* Given records:

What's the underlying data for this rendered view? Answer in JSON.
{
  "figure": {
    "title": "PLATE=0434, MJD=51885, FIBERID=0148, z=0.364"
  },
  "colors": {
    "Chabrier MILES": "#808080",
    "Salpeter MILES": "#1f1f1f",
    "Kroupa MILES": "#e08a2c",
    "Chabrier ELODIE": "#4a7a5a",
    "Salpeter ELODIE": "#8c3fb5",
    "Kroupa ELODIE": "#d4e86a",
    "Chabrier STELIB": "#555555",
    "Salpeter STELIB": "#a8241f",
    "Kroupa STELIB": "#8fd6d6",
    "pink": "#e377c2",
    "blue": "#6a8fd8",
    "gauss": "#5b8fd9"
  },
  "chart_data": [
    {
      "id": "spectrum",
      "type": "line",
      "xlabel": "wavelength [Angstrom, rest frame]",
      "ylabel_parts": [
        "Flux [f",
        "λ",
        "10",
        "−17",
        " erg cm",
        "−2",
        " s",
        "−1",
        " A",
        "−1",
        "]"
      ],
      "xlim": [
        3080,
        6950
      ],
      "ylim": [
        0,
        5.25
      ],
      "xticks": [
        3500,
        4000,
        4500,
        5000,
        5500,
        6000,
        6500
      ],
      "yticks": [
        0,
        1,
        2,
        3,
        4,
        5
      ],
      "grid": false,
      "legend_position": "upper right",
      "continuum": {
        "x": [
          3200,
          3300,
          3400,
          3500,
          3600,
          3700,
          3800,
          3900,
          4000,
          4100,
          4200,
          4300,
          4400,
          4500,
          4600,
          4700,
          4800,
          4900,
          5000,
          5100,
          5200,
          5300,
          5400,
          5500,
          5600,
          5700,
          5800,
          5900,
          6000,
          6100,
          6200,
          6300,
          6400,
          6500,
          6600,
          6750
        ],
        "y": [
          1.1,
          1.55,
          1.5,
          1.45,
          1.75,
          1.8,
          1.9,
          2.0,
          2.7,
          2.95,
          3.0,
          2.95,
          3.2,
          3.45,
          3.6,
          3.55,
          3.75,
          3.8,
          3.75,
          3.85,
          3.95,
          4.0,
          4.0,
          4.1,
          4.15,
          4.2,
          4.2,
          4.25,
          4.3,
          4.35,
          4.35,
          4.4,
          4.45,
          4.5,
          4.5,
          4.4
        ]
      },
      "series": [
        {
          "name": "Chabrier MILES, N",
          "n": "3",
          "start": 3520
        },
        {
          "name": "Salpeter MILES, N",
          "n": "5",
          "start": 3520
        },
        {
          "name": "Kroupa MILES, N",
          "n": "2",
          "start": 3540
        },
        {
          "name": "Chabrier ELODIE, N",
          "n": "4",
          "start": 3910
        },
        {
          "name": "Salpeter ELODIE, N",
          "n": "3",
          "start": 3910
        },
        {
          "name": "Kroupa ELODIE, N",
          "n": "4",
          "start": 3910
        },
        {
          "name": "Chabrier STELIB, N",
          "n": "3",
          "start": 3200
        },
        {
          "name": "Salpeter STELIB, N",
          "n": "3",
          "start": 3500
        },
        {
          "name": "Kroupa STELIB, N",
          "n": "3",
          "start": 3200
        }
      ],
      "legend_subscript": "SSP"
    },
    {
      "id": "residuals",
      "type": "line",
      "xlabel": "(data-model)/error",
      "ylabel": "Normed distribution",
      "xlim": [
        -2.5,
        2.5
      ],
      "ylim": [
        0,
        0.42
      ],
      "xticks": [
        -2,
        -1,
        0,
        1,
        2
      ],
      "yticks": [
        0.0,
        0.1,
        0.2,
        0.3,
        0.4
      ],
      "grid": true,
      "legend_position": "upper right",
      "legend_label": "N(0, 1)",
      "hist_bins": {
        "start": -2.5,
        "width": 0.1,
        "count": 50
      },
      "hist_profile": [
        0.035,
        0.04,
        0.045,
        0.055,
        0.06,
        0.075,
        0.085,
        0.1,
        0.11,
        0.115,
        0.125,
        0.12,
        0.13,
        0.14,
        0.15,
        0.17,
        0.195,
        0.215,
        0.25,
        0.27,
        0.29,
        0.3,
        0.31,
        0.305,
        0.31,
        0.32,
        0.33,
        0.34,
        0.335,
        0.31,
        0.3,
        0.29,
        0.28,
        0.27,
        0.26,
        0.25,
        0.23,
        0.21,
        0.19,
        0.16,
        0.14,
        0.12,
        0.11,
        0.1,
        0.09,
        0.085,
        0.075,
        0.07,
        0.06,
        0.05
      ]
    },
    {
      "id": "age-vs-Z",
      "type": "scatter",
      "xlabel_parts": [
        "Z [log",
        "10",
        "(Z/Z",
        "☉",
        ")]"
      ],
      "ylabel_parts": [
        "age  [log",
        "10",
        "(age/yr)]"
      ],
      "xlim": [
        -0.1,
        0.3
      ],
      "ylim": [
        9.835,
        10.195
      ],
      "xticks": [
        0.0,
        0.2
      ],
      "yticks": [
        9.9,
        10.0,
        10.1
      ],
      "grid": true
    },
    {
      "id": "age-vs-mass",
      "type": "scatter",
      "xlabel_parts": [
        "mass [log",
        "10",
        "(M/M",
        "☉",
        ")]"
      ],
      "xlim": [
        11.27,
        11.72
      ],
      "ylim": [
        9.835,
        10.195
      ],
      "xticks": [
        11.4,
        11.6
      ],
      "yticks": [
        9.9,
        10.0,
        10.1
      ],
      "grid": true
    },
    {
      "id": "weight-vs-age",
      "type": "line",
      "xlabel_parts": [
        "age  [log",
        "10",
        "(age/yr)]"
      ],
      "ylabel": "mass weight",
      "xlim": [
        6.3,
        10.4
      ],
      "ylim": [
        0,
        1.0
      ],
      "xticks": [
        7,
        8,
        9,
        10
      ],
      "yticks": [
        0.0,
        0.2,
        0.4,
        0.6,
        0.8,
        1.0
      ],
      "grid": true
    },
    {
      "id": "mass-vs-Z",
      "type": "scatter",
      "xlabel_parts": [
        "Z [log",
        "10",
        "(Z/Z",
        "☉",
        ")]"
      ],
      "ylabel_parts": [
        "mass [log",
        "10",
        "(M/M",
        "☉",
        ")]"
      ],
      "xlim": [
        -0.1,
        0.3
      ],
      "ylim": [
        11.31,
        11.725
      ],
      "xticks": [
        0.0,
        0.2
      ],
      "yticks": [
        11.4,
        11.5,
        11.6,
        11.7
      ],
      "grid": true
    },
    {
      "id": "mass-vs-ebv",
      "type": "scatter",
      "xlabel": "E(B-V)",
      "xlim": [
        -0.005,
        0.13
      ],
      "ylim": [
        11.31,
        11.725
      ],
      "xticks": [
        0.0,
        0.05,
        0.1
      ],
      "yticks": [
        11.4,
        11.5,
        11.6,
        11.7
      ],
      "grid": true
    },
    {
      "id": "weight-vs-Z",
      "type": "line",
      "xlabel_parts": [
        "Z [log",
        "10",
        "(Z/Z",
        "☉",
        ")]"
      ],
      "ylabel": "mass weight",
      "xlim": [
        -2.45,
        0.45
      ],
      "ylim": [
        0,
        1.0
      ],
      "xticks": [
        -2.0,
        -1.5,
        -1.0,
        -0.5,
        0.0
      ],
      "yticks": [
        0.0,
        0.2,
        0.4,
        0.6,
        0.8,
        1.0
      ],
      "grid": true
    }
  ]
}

* Work instructions: From the listing above, collect every line that mentions the word "Salpeter".

* Answer to this task:
    "Salpeter MILES": "#1f1f1f",
    "Salpeter ELODIE": "#8c3fb5",
    "Salpeter STELIB": "#a8241f",
          "name": "Salpeter MILES, N",
          "name": "Salpeter ELODIE, N",
          "name": "Salpeter STELIB, N",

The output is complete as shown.